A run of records
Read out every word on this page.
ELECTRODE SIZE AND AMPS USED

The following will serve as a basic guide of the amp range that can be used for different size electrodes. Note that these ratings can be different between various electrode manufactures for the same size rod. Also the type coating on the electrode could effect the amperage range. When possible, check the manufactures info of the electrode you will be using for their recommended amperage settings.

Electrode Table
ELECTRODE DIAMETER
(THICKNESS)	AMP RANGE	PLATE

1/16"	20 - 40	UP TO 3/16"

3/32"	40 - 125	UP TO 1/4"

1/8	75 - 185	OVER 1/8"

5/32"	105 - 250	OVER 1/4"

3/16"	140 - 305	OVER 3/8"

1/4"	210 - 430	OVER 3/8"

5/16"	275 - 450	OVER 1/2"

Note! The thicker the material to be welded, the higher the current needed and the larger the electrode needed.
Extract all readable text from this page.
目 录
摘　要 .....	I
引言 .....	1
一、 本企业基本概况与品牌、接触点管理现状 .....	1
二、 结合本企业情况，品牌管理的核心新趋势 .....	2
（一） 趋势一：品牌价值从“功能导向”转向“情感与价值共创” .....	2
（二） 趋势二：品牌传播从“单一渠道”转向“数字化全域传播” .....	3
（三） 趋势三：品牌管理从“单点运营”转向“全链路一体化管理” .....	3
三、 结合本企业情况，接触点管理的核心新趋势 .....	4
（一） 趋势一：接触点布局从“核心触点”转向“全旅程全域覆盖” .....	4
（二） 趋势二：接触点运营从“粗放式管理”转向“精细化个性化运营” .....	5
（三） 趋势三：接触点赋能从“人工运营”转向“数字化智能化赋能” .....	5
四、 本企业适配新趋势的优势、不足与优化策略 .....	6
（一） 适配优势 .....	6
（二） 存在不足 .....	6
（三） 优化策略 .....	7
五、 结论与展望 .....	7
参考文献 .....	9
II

* * *

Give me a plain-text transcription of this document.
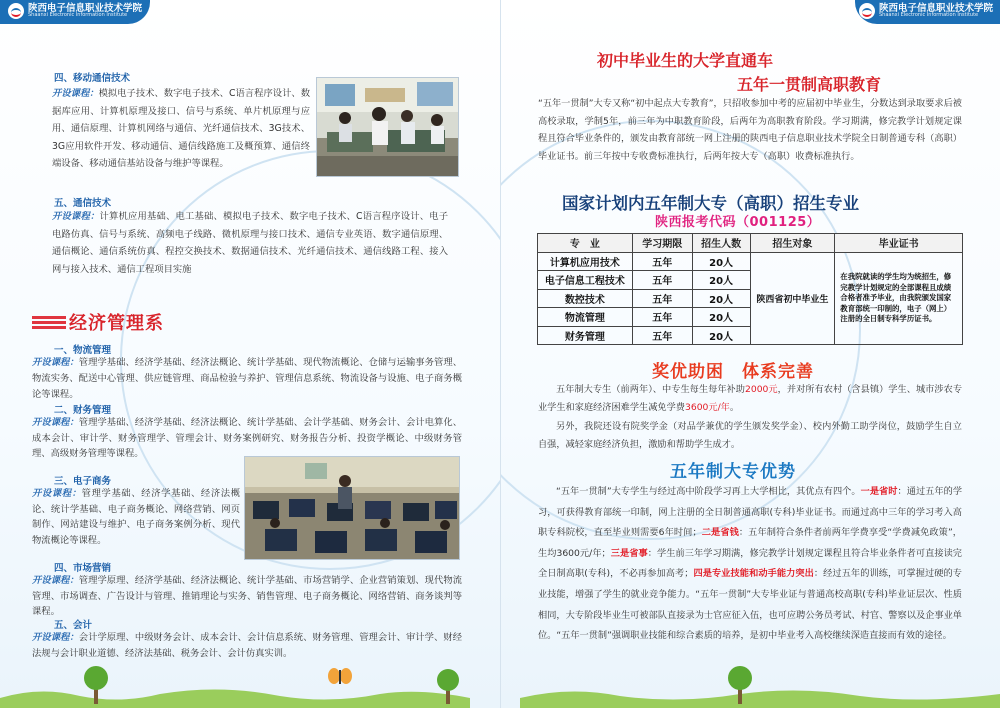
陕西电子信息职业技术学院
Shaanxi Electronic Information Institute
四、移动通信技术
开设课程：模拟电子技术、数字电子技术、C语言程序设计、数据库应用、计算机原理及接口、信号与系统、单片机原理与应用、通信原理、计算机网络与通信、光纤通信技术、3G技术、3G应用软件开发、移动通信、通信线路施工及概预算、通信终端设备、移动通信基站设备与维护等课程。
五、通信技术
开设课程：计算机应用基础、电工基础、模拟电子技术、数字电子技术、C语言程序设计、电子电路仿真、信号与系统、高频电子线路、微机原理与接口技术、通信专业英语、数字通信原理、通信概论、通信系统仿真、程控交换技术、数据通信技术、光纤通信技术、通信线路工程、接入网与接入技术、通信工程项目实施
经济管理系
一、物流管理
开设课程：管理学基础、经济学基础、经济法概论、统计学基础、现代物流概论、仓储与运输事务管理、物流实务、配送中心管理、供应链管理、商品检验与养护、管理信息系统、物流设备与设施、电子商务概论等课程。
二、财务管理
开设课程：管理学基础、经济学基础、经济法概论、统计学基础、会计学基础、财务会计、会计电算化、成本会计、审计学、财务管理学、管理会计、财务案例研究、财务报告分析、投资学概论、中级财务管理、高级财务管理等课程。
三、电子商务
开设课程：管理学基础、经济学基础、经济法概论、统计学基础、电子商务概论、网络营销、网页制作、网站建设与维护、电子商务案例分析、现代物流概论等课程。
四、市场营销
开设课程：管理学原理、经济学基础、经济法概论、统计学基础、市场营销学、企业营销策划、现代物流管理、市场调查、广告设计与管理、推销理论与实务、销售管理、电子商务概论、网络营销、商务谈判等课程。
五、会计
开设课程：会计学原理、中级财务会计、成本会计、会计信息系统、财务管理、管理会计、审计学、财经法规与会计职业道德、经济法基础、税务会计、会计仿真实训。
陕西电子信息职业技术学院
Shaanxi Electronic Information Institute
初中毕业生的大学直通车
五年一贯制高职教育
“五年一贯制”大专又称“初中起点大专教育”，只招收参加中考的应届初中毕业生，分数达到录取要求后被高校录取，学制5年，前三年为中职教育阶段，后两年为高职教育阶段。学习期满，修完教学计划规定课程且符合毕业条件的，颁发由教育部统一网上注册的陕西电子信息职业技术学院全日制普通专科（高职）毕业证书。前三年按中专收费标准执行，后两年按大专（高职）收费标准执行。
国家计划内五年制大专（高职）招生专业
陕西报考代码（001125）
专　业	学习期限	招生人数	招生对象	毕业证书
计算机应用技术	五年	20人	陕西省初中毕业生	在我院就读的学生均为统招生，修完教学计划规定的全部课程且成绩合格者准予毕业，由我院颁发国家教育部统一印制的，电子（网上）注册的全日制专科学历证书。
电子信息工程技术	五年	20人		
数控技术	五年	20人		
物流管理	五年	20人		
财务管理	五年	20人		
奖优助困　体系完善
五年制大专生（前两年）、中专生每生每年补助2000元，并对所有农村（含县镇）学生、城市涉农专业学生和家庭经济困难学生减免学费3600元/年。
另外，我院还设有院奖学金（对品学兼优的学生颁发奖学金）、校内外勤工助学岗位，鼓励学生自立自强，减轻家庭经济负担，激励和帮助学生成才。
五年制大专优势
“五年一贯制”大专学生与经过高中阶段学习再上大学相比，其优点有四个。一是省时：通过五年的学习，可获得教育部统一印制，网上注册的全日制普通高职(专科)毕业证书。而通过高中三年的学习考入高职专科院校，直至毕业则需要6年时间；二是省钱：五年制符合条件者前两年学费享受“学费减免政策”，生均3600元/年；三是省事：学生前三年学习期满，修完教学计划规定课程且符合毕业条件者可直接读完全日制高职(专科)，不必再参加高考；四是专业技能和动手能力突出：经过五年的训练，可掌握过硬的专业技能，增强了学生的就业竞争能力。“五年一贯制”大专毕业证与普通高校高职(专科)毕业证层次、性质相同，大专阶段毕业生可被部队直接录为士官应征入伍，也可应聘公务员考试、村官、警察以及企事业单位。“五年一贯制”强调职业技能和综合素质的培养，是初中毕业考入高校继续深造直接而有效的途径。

AIM OF THE EXERCISE: Your task is to pick out every line with the string "光纤通信技术" and copy it.

FINAL ANSWER:
开设课程：模拟电子技术、数字电子技术、C语言程序设计、数据库应用、计算机原理及接口、信号与系统、单片机原理与应用、通信原理、计算机网络与通信、光纤通信技术、3G技术、3G应用软件开发、移动通信、通信线路施工及概预算、通信终端设备、移动通信基站设备与维护等课程。
开设课程：计算机应用基础、电工基础、模拟电子技术、数字电子技术、C语言程序设计、电子电路仿真、信号与系统、高频电子线路、微机原理与接口技术、通信专业英语、数字通信原理、通信概论、通信系统仿真、程控交换技术、数据通信技术、光纤通信技术、通信线路工程、接入网与接入技术、通信工程项目实施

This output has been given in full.